== Task statement ==
Give back the entire listing verbatim.

== Dataset records ==
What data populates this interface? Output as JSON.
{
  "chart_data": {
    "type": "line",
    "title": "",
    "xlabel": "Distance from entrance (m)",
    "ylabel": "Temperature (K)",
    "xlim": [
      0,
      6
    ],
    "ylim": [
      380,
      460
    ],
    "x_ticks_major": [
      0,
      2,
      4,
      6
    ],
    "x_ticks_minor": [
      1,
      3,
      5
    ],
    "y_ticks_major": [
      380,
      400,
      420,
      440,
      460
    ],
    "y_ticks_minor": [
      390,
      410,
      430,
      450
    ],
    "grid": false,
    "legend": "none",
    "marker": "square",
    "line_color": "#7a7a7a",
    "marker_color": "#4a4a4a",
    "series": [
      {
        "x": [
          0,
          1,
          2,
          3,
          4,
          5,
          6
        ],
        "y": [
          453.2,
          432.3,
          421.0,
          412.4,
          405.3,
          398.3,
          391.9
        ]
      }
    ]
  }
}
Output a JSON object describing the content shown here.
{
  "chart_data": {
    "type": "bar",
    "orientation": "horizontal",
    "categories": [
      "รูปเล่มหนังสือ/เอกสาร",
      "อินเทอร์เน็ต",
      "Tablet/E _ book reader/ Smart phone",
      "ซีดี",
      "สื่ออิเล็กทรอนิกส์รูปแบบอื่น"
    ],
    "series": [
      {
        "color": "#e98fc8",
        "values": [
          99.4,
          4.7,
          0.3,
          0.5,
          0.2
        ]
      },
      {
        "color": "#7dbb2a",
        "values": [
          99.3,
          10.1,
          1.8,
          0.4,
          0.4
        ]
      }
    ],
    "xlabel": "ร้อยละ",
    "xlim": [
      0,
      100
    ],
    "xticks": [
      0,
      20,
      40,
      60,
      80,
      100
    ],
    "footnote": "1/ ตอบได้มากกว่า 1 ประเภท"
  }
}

== Written response ==
What data populates this interface? Output as JSON.
{
  "chart_data": {
    "type": "line",
    "title": "",
    "xlabel": "Distance from entrance (m)",
    "ylabel": "Temperature (K)",
    "xlim": [
      0,
      6
    ],
    "ylim": [
      380,
      460
    ],
    "x_ticks_major": [
      0,
      2,
      4,
      6
    ],
    "x_ticks_minor": [
      1,
      3,
      5
    ],
    "y_ticks_major": [
      380,
      400,
      420,
      440,
      460
    ],
    "y_ticks_minor": [
      390,
      410,
      430,
      450
    ],
    "grid": false,
    "legend": "none",
    "marker": "square",
    "line_color": "#7a7a7a",
    "marker_color": "#4a4a4a",
    "series": [
      {
        "x": [
          0,
          1,
          2,
          3,
          4,
          5,
          6
        ],
        "y": [
          453.2,
          432.3,
          421.0,
          412.4,
          405.3,
          398.3,
          391.9
        ]
      }
    ]
  }
}
Output a JSON object describing the content shown here.
{
  "chart_data": {
    "type": "bar",
    "orientation": "horizontal",
    "categories": [
      "รูปเล่มหนังสือ/เอกสาร",
      "อินเทอร์เน็ต",
      "Tablet/E _ book reader/ Smart phone",
      "ซีดี",
      "สื่ออิเล็กทรอนิกส์รูปแบบอื่น"
    ],
    "series": [
      {
        "color": "#e98fc8",
        "values": [
          99.4,
          4.7,
          0.3,
          0.5,
          0.2
        ]
      },
      {
        "color": "#7dbb2a",
        "values": [
          99.3,
          10.1,
          1.8,
          0.4,
          0.4
        ]
      }
    ],
    "xlabel": "ร้อยละ",
    "xlim": [
      0,
      100
    ],
    "xticks": [
      0,
      20,
      40,
      60,
      80,
      100
    ],
    "footnote": "1/ ตอบได้มากกว่า 1 ประเภท"
  }
}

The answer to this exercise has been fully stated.